### Problem requirements
Copy every line of the material below word for word.

--- Start ---

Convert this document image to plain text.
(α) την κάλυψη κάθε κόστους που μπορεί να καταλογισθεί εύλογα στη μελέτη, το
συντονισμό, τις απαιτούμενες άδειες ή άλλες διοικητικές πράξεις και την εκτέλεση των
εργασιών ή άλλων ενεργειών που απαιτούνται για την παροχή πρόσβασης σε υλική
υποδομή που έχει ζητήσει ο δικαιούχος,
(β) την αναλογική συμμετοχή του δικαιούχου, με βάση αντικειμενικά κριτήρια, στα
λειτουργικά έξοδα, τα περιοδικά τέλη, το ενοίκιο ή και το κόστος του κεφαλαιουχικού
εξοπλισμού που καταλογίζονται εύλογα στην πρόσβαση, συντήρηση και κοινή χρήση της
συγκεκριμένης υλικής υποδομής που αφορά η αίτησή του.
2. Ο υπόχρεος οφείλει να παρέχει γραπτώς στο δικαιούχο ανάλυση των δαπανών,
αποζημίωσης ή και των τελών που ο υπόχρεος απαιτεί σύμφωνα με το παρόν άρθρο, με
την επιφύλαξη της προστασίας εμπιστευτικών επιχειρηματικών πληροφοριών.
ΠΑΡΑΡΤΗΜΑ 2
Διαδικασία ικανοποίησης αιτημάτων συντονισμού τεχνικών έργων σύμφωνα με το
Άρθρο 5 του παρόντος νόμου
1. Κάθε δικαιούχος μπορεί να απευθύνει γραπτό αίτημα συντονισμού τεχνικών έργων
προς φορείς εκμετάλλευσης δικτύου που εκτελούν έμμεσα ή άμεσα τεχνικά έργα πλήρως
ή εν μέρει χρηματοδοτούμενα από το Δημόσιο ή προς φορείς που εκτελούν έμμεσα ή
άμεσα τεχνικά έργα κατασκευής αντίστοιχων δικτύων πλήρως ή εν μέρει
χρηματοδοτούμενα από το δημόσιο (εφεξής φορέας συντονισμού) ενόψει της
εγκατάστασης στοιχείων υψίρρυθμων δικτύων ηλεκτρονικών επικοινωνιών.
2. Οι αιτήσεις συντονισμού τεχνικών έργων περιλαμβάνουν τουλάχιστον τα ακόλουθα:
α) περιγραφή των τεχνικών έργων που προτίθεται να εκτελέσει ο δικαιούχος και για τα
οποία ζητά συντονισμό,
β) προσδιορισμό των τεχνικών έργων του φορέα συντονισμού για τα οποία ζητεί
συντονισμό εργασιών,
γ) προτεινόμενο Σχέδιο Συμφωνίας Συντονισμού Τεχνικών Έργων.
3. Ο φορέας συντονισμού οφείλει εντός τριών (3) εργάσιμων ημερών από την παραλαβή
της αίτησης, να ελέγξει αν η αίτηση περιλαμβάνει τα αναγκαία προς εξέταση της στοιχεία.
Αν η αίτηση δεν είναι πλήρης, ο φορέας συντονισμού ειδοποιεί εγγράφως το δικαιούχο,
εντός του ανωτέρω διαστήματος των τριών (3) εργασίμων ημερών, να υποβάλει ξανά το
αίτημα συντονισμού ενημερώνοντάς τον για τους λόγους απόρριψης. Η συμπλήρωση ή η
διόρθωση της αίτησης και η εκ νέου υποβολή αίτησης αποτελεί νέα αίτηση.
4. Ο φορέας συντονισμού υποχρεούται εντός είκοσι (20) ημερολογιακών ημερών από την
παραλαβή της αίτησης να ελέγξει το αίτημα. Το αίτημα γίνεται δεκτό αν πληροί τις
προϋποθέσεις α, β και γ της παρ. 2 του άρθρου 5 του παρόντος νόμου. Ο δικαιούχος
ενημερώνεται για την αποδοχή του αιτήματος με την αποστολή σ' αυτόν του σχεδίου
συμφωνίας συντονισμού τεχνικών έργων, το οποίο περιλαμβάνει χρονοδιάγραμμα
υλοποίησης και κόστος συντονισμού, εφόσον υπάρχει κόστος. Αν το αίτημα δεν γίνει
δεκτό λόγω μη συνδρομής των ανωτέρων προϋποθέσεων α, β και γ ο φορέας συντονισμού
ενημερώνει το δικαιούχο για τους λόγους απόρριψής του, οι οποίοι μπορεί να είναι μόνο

--- End ---

### Correct result
Convert this document image to plain text.
(α) την κάλυψη κάθε κόστους που μπορεί να καταλογισθεί εύλογα στη μελέτη, το
συντονισμό, τις απαιτούμενες άδειες ή άλλες διοικητικές πράξεις και την εκτέλεση των
εργασιών ή άλλων ενεργειών που απαιτούνται για την παροχή πρόσβασης σε υλική
υποδομή που έχει ζητήσει ο δικαιούχος,
(β) την αναλογική συμμετοχή του δικαιούχου, με βάση αντικειμενικά κριτήρια, στα
λειτουργικά έξοδα, τα περιοδικά τέλη, το ενοίκιο ή και το κόστος του κεφαλαιουχικού
εξοπλισμού που καταλογίζονται εύλογα στην πρόσβαση, συντήρηση και κοινή χρήση της
συγκεκριμένης υλικής υποδομής που αφορά η αίτησή του.
2. Ο υπόχρεος οφείλει να παρέχει γραπτώς στο δικαιούχο ανάλυση των δαπανών,
αποζημίωσης ή και των τελών που ο υπόχρεος απαιτεί σύμφωνα με το παρόν άρθρο, με
την επιφύλαξη της προστασίας εμπιστευτικών επιχειρηματικών πληροφοριών.
ΠΑΡΑΡΤΗΜΑ 2
Διαδικασία ικανοποίησης αιτημάτων συντονισμού τεχνικών έργων σύμφωνα με το
Άρθρο 5 του παρόντος νόμου
1. Κάθε δικαιούχος μπορεί να απευθύνει γραπτό αίτημα συντονισμού τεχνικών έργων
προς φορείς εκμετάλλευσης δικτύου που εκτελούν έμμεσα ή άμεσα τεχνικά έργα πλήρως
ή εν μέρει χρηματοδοτούμενα από το Δημόσιο ή προς φορείς που εκτελούν έμμεσα ή
άμεσα τεχνικά έργα κατασκευής αντίστοιχων δικτύων πλήρως ή εν μέρει
χρηματοδοτούμενα από το δημόσιο (εφεξής φορέας συντονισμού) ενόψει της
εγκατάστασης στοιχείων υψίρρυθμων δικτύων ηλεκτρονικών επικοινωνιών.
2. Οι αιτήσεις συντονισμού τεχνικών έργων περιλαμβάνουν τουλάχιστον τα ακόλουθα:
α) περιγραφή των τεχνικών έργων που προτίθεται να εκτελέσει ο δικαιούχος και για τα
οποία ζητά συντονισμό,
β) προσδιορισμό των τεχνικών έργων του φορέα συντονισμού για τα οποία ζητεί
συντονισμό εργασιών,
γ) προτεινόμενο Σχέδιο Συμφωνίας Συντονισμού Τεχνικών Έργων.
3. Ο φορέας συντονισμού οφείλει εντός τριών (3) εργάσιμων ημερών από την παραλαβή
της αίτησης, να ελέγξει αν η αίτηση περιλαμβάνει τα αναγκαία προς εξέταση της στοιχεία.
Αν η αίτηση δεν είναι πλήρης, ο φορέας συντονισμού ειδοποιεί εγγράφως το δικαιούχο,
εντός του ανωτέρω διαστήματος των τριών (3) εργασίμων ημερών, να υποβάλει ξανά το
αίτημα συντονισμού ενημερώνοντάς τον για τους λόγους απόρριψης. Η συμπλήρωση ή η
διόρθωση της αίτησης και η εκ νέου υποβολή αίτησης αποτελεί νέα αίτηση.
4. Ο φορέας συντονισμού υποχρεούται εντός είκοσι (20) ημερολογιακών ημερών από την
παραλαβή της αίτησης να ελέγξει το αίτημα. Το αίτημα γίνεται δεκτό αν πληροί τις
προϋποθέσεις α, β και γ της παρ. 2 του άρθρου 5 του παρόντος νόμου. Ο δικαιούχος
ενημερώνεται για την αποδοχή του αιτήματος με την αποστολή σ' αυτόν του σχεδίου
συμφωνίας συντονισμού τεχνικών έργων, το οποίο περιλαμβάνει χρονοδιάγραμμα
υλοποίησης και κόστος συντονισμού, εφόσον υπάρχει κόστος. Αν το αίτημα δεν γίνει
δεκτό λόγω μη συνδρομής των ανωτέρων προϋποθέσεων α, β και γ ο φορέας συντονισμού
ενημερώνει το δικαιούχο για τους λόγους απόρριψής του, οι οποίοι μπορεί να είναι μόνο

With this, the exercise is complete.